Maka dari itu, Pemerintah, Bank Indonesia, Badan Kordinasi Penanaman Modal (BKPM), Otoritas Jasa Keuangan (OJK) terus mendorong investasi. Karena hal itu merupakan wujud implementasi Omibus Law UU Cipta kerja yang semakin mempermudah birokrasi investasi. Namun, apakah investasi mampu menjadikan masyarakat sejahtera? Benarkah Omnibus Law dibuat untuk kepentingan rakyat? Bagaimana konsep Islam dalam mensejahterakan umat?

Investasi Tidak Serta Merta Menciptakan Kesejahteraan

Menurut ekonomi kapitalisme yang dianut negeri ini, kesejahteraan masyarakat akan tercipta dengan adanya pertumbuhan ekonomi. Sedangkan pertumbuhan ekonomi ditandai dengan pembangunan industri. Dan pembangunan industri yang besar-besaran membutuhkan investasi. Inilah yang nantinya diharapkan dapat menciptakan lapangan pekerjaan, yang pada gilirannya akan menciptakan kesejahteraan.

Namun realitasnya, semua itu hanyalah mitos. Peningkatan investasi dari tahun ke tahun tidak berpengaruh signifikan kepada penyediaan lapangan pekerjaan. Data dari Badan Koordinasi Penanaman Modal (BKPM), paling tidak dalam tiga tahun terakhir, memperlihatkan bahwa penyerapan tenaga kerja dari investasi asing semakin turun rasionya.

Bila pada 2016 dengan nilai investasi USD 28,96 miliar menyerap 951.939 tenaga kerja, maka pada 2017 dengan nilai USD 32,24 miliar malah hanya menyerap 767.352 tenaga kerja. Pada Triwulan I – 2019 juga tidak lebih baik, karena dengan investasi USD 29,31 miliar, hanya 490.368 tenaga kerja yang terserap.

» Baris Data:
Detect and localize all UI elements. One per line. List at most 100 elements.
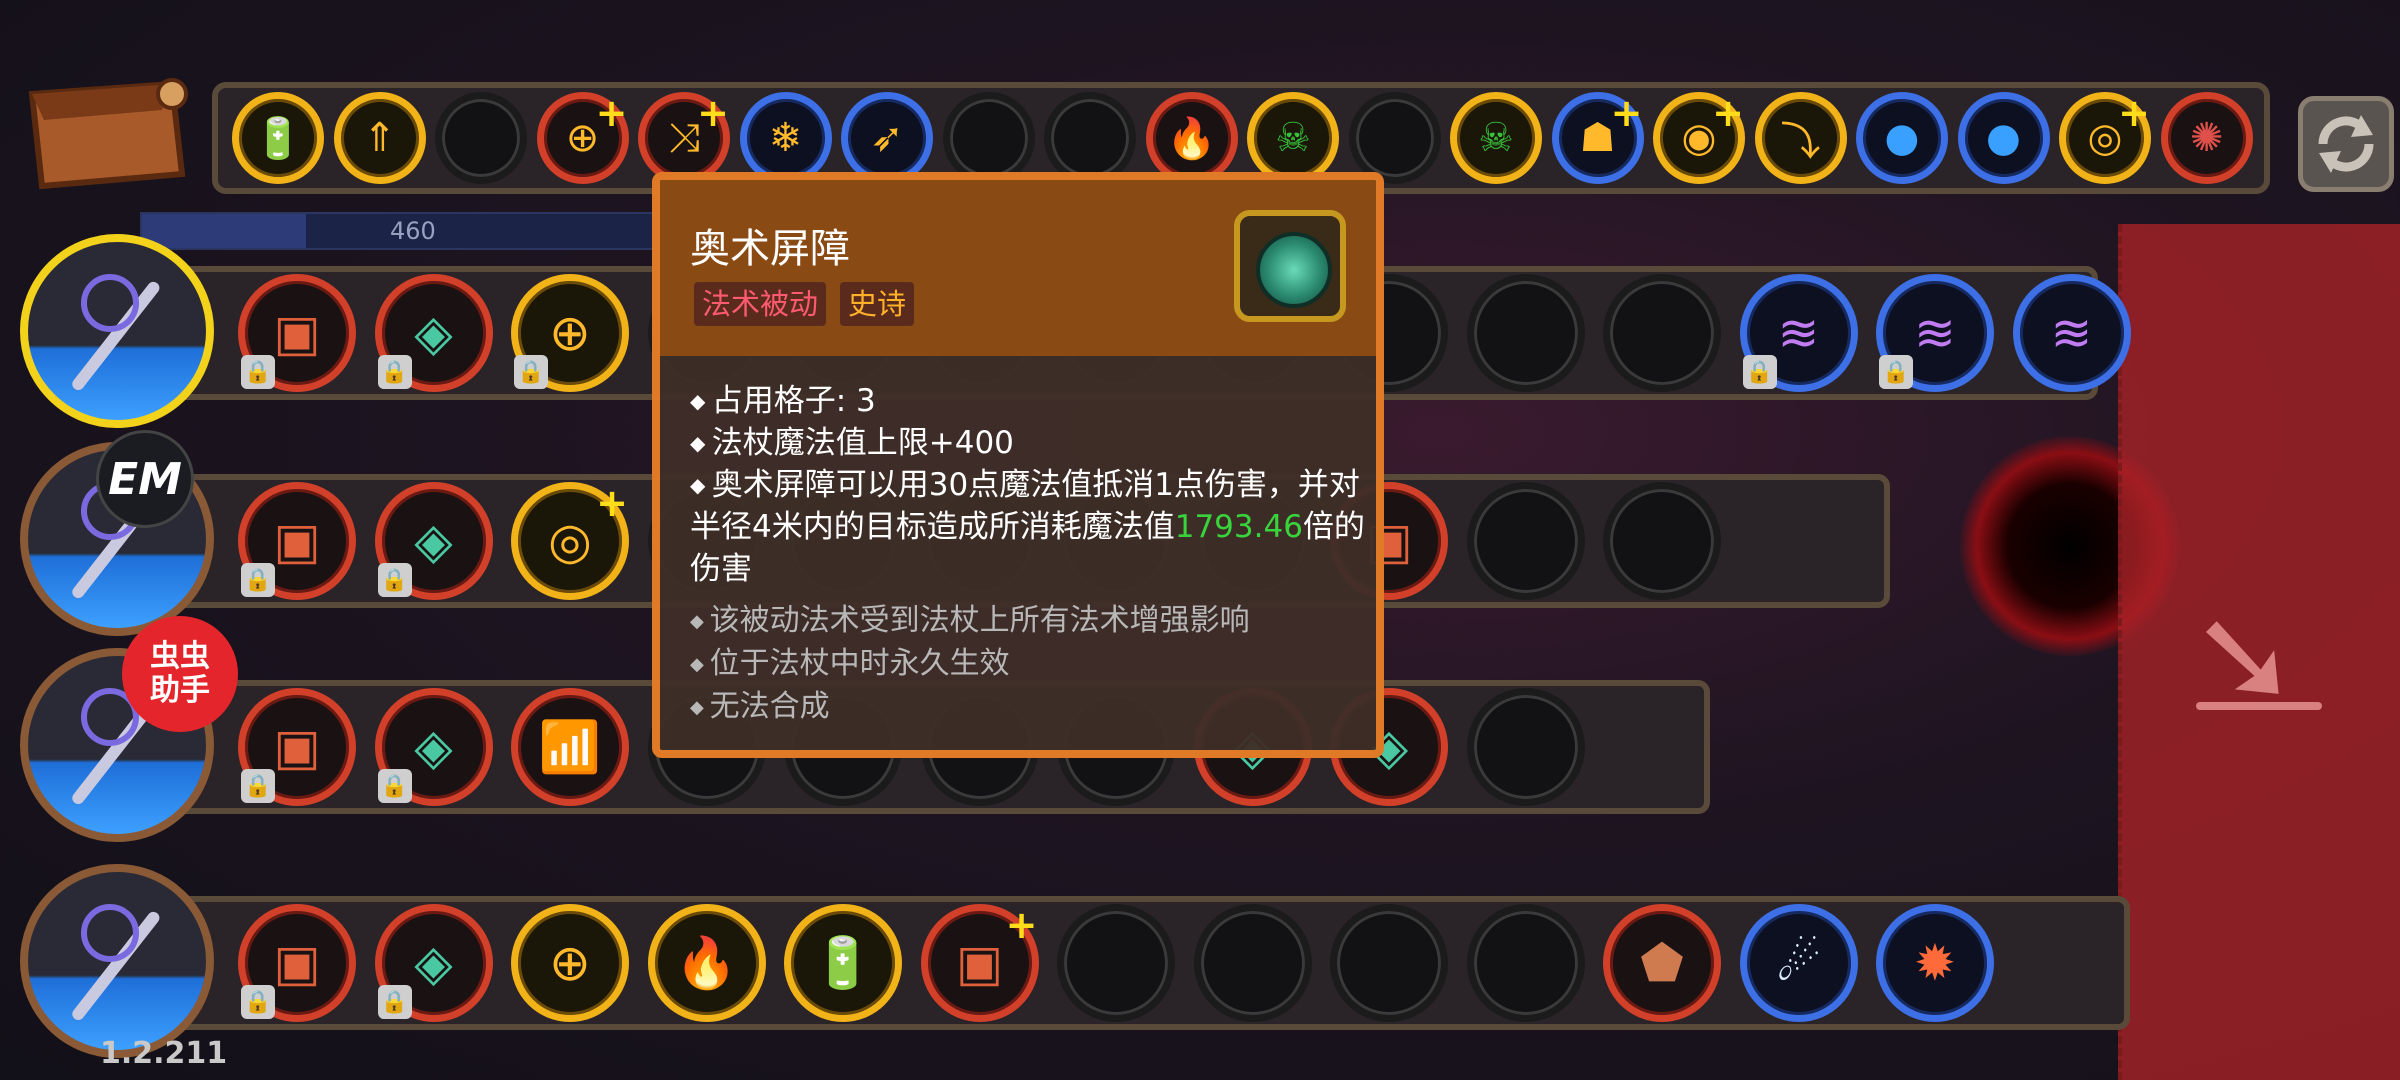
spell-slot[interactable]: 🔋 [232, 92, 324, 184]
spell-slot[interactable]: 🔥 [1145, 92, 1238, 184]
spell-slot[interactable]: ⊕ 🔒 [511, 274, 629, 392]
em-badge[interactable]: EM [96, 430, 194, 528]
spell-slot[interactable]: ⬟ [1603, 904, 1721, 1022]
empty-slot[interactable] [1466, 274, 1585, 392]
spell-slot[interactable]: 🔥 [647, 904, 766, 1022]
battery-lightning-icon: 🔋 [811, 933, 875, 992]
tooltip-stats: 占用格子: 3 法杖魔法值上限+400 奥术屏障可以用30点魔法值抵消1点伤害，… [690, 380, 1370, 590]
empty-slot[interactable] [1057, 904, 1175, 1022]
helper-line-1: 虫虫 [150, 639, 210, 674]
empty-slot[interactable] [942, 92, 1035, 184]
lock-icon: 🔒 [377, 355, 412, 389]
empty-slot[interactable] [1466, 482, 1585, 600]
tooltip-tag-passive: 法术被动 [694, 282, 827, 326]
upgrade-plus-icon: + [697, 91, 729, 135]
helper-button[interactable]: 虫虫 助手 [122, 616, 238, 732]
empty-slot[interactable] [1466, 904, 1585, 1022]
mana-fill [142, 214, 307, 248]
spell-slot[interactable]: ≋ [2012, 274, 2131, 392]
tooltip-notes: 该被动法术受到法杖上所有法术增强影响 位于法杖中时永久生效 无法合成 [690, 600, 1370, 729]
lock-icon: 🔒 [514, 355, 548, 389]
spell-slot[interactable]: ◈ 🔒 [374, 274, 493, 392]
spell-slot[interactable]: ✺ [2160, 92, 2253, 184]
empty-slot[interactable] [1466, 688, 1585, 806]
version-label: 1.2.211 [100, 1036, 228, 1071]
flame-fan-icon: 🔥 [675, 933, 738, 992]
blue-orb-icon: ● [1884, 115, 1920, 161]
upgrade-plus-icon: + [596, 481, 628, 525]
spell-slot[interactable]: ≋ 🔒 [1739, 274, 1858, 392]
red-brain-icon: ✺ [2189, 115, 2224, 161]
lock-icon: 🔒 [377, 769, 412, 803]
spell-slot[interactable]: ☠ [1450, 92, 1542, 184]
spell-slot[interactable]: ⤨ + [638, 91, 730, 184]
desc-value: 1793.46 [1174, 509, 1303, 545]
spell-slot[interactable]: ☗ + [1551, 91, 1644, 184]
purple-wave-icon: ≋ [2050, 304, 2093, 362]
arrow-spear-icon: ➶ [870, 115, 904, 161]
lock-icon: 🔒 [1879, 355, 1913, 389]
wand-1[interactable] [20, 234, 214, 428]
spell-slot[interactable]: ≋ 🔒 [1876, 274, 1994, 392]
helper-line-2: 助手 [150, 673, 210, 708]
crosshair-target-icon: ⊕ [549, 934, 591, 992]
spell-slot[interactable]: 🔋 [784, 904, 902, 1022]
spell-slot[interactable]: ◎ + [2059, 91, 2151, 184]
ice-shard-icon: ❄ [768, 115, 803, 161]
spell-slot[interactable]: ▣ + [920, 903, 1039, 1022]
spell-slot[interactable]: ⊕ [511, 904, 629, 1022]
empty-slot[interactable] [1330, 904, 1448, 1022]
explosion-icon: ✹ [1914, 934, 1956, 992]
spell-slot[interactable]: ▣ 🔒 [238, 904, 356, 1022]
spell-slot[interactable]: ☠ [1247, 92, 1339, 184]
spell-slot[interactable]: ◉ + [1653, 91, 1745, 184]
curved-arrow-icon: ⤵ [1780, 119, 1821, 165]
green-skull-icon: ☠ [1275, 115, 1311, 161]
spell-slot[interactable]: ➶ [841, 92, 933, 184]
lock-icon: 🔒 [377, 985, 412, 1019]
spell-slot[interactable]: ● [1856, 92, 1948, 184]
empty-slot[interactable] [1603, 482, 1721, 600]
spell-slot[interactable]: ◈ 🔒 [374, 688, 493, 806]
spell-slot[interactable]: ◈ 🔒 [374, 482, 493, 600]
upgrade-plus-icon: + [1005, 903, 1038, 947]
wand-4[interactable] [20, 864, 214, 1058]
tooltip-line: 法杖魔法值上限+400 [690, 422, 1370, 464]
empty-slot[interactable] [1348, 92, 1441, 184]
tooltip-note: 无法合成 [690, 686, 1370, 729]
tooltip-note: 该被动法术受到法杖上所有法术增强影响 [690, 600, 1370, 643]
lock-icon: 🔒 [241, 563, 275, 597]
refresh-icon [2318, 115, 2374, 173]
upgrade-plus-icon: + [1712, 91, 1744, 135]
spell-slot[interactable]: 📶 [511, 688, 629, 806]
green-skull-icon: ☠ [1478, 115, 1514, 161]
triple-arrow-up-icon: ⇑ [362, 115, 397, 161]
spell-slot[interactable]: ❄ [739, 92, 832, 184]
tooltip-note: 位于法杖中时永久生效 [690, 643, 1370, 686]
spell-slot[interactable]: ◈ 🔒 [374, 904, 493, 1022]
spell-slot[interactable]: ✹ [1876, 904, 1994, 1022]
empty-slot[interactable] [1193, 904, 1312, 1022]
backpack-icon[interactable] [22, 64, 198, 194]
spell-tooltip: 奥术屏障 法术被动 史诗 占用格子: 3 法杖魔法值上限+400 奥术屏障可以用… [652, 172, 1384, 758]
spell-slot[interactable]: ⊕ + [536, 91, 629, 184]
drop-line [2196, 702, 2322, 710]
upgrade-plus-icon: + [1610, 91, 1643, 135]
empty-slot[interactable] [435, 92, 527, 184]
empty-slot[interactable] [1603, 274, 1721, 392]
spell-slot[interactable]: ▣ 🔒 [238, 482, 356, 600]
spell-slot[interactable]: ⤵ [1754, 92, 1847, 184]
spell-slot[interactable]: ▣ 🔒 [238, 688, 356, 806]
spell-slot[interactable]: ⇑ [333, 92, 426, 184]
empty-slot[interactable] [1044, 92, 1136, 184]
spell-slot[interactable]: ● [1957, 92, 2050, 184]
flame-fan-icon: 🔥 [1166, 115, 1217, 162]
refresh-button[interactable] [2298, 96, 2394, 192]
upgrade-plus-icon: + [595, 91, 628, 135]
rock-icon: ⬟ [1640, 934, 1684, 992]
spell-slot[interactable]: ▣ 🔒 [238, 274, 356, 392]
spell-slot[interactable]: ◎ + [511, 481, 629, 600]
lock-icon: 🔒 [241, 769, 275, 803]
lock-icon: 🔒 [241, 355, 275, 389]
spell-slot[interactable]: ☄ [1739, 904, 1858, 1022]
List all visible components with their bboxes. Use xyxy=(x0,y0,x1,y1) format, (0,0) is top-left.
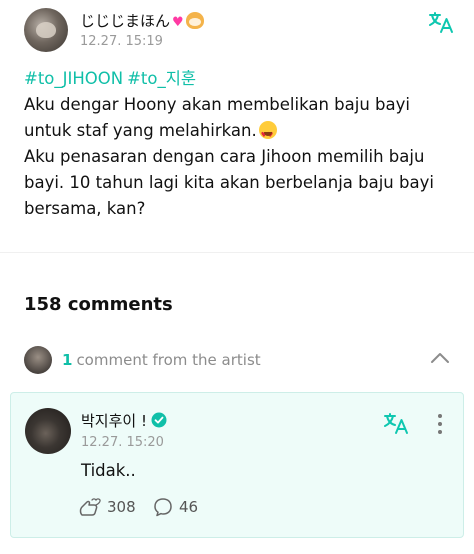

» Tugas 1:
Jawablah pertanyaan berikut berdasarkan artikel tentang investasi.
(a) Menurut ekonomi kapitalisme, pertumbuhan ekonomi ditandai dengan apa?
(b) Berapa tenaga kerja yang terserap pada 2016?
(c) Berapa nilai investasi pada Triwulan I – 2019?
» Tugas 2: Sebutkan semua pihak yang menurut artikel tentang investasi terus mendorong investasi.
» Tugas 3: Salin persis bagian artikel dari "Maka dari itu, Pemerintah, Bank" hingga "akan menciptakan kesejahteraan.".

» Jawaban Akhir 1:
(a) Pembangunan industri.
(b) 951.939 tenaga kerja.
(c) USD 29,31 miliar.

» Jawaban Akhir 2: Pemerintah, Bank Indonesia, Badan Kordinasi Penanaman Modal (BKPM), dan Otoritas Jasa Keuangan (OJK).

» Jawaban Akhir 3:
Maka dari itu, Pemerintah, Bank Indonesia, Badan Kordinasi Penanaman Modal (BKPM), Otoritas Jasa Keuangan (OJK) terus mendorong investasi. Karena hal itu merupakan wujud implementasi Omibus Law UU Cipta kerja yang semakin mempermudah birokrasi investasi. Namun, apakah investasi mampu menjadikan masyarakat sejahtera? Benarkah Omnibus Law dibuat untuk kepentingan rakyat? Bagaimana konsep Islam dalam mensejahterakan umat?

Investasi Tidak Serta Merta Menciptakan Kesejahteraan

Menurut ekonomi kapitalisme yang dianut negeri ini, kesejahteraan masyarakat akan tercipta dengan adanya pertumbuhan ekonomi. Sedangkan pertumbuhan ekonomi ditandai dengan pembangunan industri. Dan pembangunan industri yang besar-besaran membutuhkan investasi. Inilah yang nantinya diharapkan dapat menciptakan lapangan pekerjaan, yang pada gilirannya akan menciptakan kesejahteraan.